From the entries provided below, copy each line that contains the word "turnout".

## start AVAILABLE RECORDS

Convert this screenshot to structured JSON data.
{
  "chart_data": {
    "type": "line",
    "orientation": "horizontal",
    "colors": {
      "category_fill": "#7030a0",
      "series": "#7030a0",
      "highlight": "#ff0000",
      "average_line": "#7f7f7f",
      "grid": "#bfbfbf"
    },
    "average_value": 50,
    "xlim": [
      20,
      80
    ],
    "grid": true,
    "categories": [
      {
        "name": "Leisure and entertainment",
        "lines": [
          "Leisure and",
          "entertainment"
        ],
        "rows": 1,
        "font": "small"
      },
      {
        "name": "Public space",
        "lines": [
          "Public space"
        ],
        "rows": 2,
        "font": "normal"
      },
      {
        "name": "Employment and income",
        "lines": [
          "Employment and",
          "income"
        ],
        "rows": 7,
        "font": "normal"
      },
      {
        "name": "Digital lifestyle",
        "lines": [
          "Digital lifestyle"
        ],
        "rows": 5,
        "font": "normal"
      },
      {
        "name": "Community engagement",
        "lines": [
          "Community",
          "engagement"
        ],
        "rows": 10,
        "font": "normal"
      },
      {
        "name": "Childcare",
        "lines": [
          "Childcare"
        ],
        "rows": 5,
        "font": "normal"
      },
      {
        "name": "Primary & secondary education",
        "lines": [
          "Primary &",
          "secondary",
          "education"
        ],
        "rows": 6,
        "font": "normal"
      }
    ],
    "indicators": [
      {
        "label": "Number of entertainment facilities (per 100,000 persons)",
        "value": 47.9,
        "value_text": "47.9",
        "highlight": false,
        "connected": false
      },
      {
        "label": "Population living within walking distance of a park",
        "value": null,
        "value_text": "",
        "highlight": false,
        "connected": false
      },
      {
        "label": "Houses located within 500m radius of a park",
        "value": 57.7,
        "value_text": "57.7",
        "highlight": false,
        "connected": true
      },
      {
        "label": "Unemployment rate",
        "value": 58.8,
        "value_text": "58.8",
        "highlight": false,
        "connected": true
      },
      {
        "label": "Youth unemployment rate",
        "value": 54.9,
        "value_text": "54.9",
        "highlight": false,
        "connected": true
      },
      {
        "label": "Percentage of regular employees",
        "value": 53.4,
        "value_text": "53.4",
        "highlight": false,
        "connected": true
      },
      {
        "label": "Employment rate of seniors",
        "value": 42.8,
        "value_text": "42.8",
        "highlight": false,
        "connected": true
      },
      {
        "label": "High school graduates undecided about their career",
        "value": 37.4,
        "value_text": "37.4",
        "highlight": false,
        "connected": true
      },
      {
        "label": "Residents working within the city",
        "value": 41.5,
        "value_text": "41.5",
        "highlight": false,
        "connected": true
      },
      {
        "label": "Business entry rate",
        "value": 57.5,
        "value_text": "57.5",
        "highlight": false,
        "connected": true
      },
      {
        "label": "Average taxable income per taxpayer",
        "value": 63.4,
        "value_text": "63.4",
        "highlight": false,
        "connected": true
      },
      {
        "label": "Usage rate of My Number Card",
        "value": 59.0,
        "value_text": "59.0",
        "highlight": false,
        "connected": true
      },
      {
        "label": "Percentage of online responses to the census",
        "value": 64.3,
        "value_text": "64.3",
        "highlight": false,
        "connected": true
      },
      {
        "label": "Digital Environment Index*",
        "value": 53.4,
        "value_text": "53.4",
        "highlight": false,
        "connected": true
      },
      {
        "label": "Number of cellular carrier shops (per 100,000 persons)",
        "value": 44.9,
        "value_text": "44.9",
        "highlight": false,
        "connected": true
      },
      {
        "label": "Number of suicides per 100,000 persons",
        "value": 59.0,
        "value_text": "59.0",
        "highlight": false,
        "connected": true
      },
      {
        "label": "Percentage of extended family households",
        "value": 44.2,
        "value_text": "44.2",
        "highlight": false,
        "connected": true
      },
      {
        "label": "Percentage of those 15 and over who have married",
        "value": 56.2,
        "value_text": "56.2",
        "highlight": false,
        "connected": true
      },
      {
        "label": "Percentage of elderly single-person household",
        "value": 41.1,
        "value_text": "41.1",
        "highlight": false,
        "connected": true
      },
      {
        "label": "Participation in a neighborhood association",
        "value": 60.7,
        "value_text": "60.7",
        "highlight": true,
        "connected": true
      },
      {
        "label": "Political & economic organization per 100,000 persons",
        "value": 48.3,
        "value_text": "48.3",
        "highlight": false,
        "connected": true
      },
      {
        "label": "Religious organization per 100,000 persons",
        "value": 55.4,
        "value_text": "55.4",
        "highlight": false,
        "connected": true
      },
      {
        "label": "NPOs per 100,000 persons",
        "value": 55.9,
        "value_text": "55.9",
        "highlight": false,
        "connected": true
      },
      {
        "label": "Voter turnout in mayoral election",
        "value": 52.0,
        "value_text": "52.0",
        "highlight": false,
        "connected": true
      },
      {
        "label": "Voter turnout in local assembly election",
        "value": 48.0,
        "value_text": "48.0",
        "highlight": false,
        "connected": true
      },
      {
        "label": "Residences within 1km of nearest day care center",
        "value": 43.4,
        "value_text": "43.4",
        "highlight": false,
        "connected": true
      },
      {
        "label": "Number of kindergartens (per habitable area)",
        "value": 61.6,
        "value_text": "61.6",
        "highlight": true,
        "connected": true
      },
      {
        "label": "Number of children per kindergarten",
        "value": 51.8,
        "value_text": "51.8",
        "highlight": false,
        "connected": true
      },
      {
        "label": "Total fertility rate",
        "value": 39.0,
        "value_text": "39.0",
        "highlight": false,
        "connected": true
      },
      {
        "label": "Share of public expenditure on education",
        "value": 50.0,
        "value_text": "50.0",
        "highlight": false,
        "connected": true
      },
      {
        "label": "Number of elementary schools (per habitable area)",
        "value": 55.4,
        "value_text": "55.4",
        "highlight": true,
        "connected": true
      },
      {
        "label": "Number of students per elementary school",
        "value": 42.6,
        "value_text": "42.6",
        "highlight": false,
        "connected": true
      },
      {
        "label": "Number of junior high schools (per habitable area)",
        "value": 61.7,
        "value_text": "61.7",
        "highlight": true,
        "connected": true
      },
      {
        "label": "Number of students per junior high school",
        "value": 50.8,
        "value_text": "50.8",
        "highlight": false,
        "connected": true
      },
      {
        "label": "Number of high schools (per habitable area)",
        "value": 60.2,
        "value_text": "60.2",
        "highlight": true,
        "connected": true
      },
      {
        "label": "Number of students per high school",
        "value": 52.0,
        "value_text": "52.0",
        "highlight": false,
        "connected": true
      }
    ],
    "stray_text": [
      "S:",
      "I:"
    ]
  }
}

## end AVAILABLE RECORDS

*REPLY*:
        "label": "Voter turnout in mayoral election",
        "label": "Voter turnout in local assembly election",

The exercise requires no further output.